◆ **Task item**
Output the full listing that appears below, exactly as it is presented.

◆ **Data for processing**
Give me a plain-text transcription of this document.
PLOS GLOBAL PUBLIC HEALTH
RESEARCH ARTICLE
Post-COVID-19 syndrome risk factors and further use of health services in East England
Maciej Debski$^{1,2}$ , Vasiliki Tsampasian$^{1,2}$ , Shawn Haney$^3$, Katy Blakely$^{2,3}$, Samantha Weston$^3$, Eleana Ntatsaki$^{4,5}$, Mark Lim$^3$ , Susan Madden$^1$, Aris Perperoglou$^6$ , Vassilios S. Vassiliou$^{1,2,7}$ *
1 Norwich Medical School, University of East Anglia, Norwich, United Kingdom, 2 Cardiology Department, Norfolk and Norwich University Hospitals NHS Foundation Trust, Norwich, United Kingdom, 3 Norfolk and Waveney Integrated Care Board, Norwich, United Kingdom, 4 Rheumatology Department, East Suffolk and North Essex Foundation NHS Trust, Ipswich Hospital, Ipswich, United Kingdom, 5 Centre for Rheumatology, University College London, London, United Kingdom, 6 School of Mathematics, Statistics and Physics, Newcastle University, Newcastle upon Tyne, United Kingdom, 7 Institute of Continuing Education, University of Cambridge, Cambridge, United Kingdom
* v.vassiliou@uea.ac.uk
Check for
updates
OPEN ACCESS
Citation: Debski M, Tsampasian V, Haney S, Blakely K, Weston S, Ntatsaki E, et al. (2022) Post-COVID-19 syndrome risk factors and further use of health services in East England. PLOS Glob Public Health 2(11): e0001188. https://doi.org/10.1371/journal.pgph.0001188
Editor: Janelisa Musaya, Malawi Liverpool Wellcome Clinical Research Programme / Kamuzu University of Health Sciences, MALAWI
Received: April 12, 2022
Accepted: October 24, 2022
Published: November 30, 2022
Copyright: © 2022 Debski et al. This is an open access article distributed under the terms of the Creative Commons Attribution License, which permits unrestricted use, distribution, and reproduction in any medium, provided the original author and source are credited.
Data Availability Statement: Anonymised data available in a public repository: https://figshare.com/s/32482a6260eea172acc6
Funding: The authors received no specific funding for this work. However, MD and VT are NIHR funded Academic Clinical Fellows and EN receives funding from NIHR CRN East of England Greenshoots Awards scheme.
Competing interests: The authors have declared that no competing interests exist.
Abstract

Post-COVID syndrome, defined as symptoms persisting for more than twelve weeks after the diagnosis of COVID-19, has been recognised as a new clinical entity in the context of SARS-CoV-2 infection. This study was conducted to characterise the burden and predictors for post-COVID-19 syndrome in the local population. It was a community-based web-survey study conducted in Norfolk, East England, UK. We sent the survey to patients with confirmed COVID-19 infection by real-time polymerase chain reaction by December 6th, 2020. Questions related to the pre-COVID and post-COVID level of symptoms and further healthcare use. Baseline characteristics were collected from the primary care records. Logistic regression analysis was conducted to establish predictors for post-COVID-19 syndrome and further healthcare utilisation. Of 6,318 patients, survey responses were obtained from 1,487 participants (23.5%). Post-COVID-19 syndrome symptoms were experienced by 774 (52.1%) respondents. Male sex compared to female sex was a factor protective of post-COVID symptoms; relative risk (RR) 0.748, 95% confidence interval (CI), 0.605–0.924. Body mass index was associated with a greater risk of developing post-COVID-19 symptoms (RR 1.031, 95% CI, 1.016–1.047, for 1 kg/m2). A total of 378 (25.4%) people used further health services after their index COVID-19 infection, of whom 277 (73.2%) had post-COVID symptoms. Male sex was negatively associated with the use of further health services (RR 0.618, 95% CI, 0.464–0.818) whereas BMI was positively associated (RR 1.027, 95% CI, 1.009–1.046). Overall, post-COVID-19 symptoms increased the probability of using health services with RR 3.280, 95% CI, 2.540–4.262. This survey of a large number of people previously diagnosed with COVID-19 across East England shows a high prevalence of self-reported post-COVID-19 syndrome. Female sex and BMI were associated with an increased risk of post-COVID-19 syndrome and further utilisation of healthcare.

◆ **Worked solution**
Give me a plain-text transcription of this document.
PLOS GLOBAL PUBLIC HEALTH
RESEARCH ARTICLE
Post-COVID-19 syndrome risk factors and further use of health services in East England
Maciej Debski$^{1,2}$ , Vasiliki Tsampasian$^{1,2}$ , Shawn Haney$^3$, Katy Blakely$^{2,3}$, Samantha Weston$^3$, Eleana Ntatsaki$^{4,5}$, Mark Lim$^3$ , Susan Madden$^1$, Aris Perperoglou$^6$ , Vassilios S. Vassiliou$^{1,2,7}$ *
1 Norwich Medical School, University of East Anglia, Norwich, United Kingdom, 2 Cardiology Department, Norfolk and Norwich University Hospitals NHS Foundation Trust, Norwich, United Kingdom, 3 Norfolk and Waveney Integrated Care Board, Norwich, United Kingdom, 4 Rheumatology Department, East Suffolk and North Essex Foundation NHS Trust, Ipswich Hospital, Ipswich, United Kingdom, 5 Centre for Rheumatology, University College London, London, United Kingdom, 6 School of Mathematics, Statistics and Physics, Newcastle University, Newcastle upon Tyne, United Kingdom, 7 Institute of Continuing Education, University of Cambridge, Cambridge, United Kingdom
* v.vassiliou@uea.ac.uk
Check for
updates
OPEN ACCESS
Citation: Debski M, Tsampasian V, Haney S, Blakely K, Weston S, Ntatsaki E, et al. (2022) Post-COVID-19 syndrome risk factors and further use of health services in East England. PLOS Glob Public Health 2(11): e0001188. https://doi.org/10.1371/journal.pgph.0001188
Editor: Janelisa Musaya, Malawi Liverpool Wellcome Clinical Research Programme / Kamuzu University of Health Sciences, MALAWI
Received: April 12, 2022
Accepted: October 24, 2022
Published: November 30, 2022
Copyright: © 2022 Debski et al. This is an open access article distributed under the terms of the Creative Commons Attribution License, which permits unrestricted use, distribution, and reproduction in any medium, provided the original author and source are credited.
Data Availability Statement: Anonymised data available in a public repository: https://figshare.com/s/32482a6260eea172acc6
Funding: The authors received no specific funding for this work. However, MD and VT are NIHR funded Academic Clinical Fellows and EN receives funding from NIHR CRN East of England Greenshoots Awards scheme.
Competing interests: The authors have declared that no competing interests exist.
Abstract

Post-COVID syndrome, defined as symptoms persisting for more than twelve weeks after the diagnosis of COVID-19, has been recognised as a new clinical entity in the context of SARS-CoV-2 infection. This study was conducted to characterise the burden and predictors for post-COVID-19 syndrome in the local population. It was a community-based web-survey study conducted in Norfolk, East England, UK. We sent the survey to patients with confirmed COVID-19 infection by real-time polymerase chain reaction by December 6th, 2020. Questions related to the pre-COVID and post-COVID level of symptoms and further healthcare use. Baseline characteristics were collected from the primary care records. Logistic regression analysis was conducted to establish predictors for post-COVID-19 syndrome and further healthcare utilisation. Of 6,318 patients, survey responses were obtained from 1,487 participants (23.5%). Post-COVID-19 syndrome symptoms were experienced by 774 (52.1%) respondents. Male sex compared to female sex was a factor protective of post-COVID symptoms; relative risk (RR) 0.748, 95% confidence interval (CI), 0.605–0.924. Body mass index was associated with a greater risk of developing post-COVID-19 symptoms (RR 1.031, 95% CI, 1.016–1.047, for 1 kg/m2). A total of 378 (25.4%) people used further health services after their index COVID-19 infection, of whom 277 (73.2%) had post-COVID symptoms. Male sex was negatively associated with the use of further health services (RR 0.618, 95% CI, 0.464–0.818) whereas BMI was positively associated (RR 1.027, 95% CI, 1.009–1.046). Overall, post-COVID-19 symptoms increased the probability of using health services with RR 3.280, 95% CI, 2.540–4.262. This survey of a large number of people previously diagnosed with COVID-19 across East England shows a high prevalence of self-reported post-COVID-19 syndrome. Female sex and BMI were associated with an increased risk of post-COVID-19 syndrome and further utilisation of healthcare.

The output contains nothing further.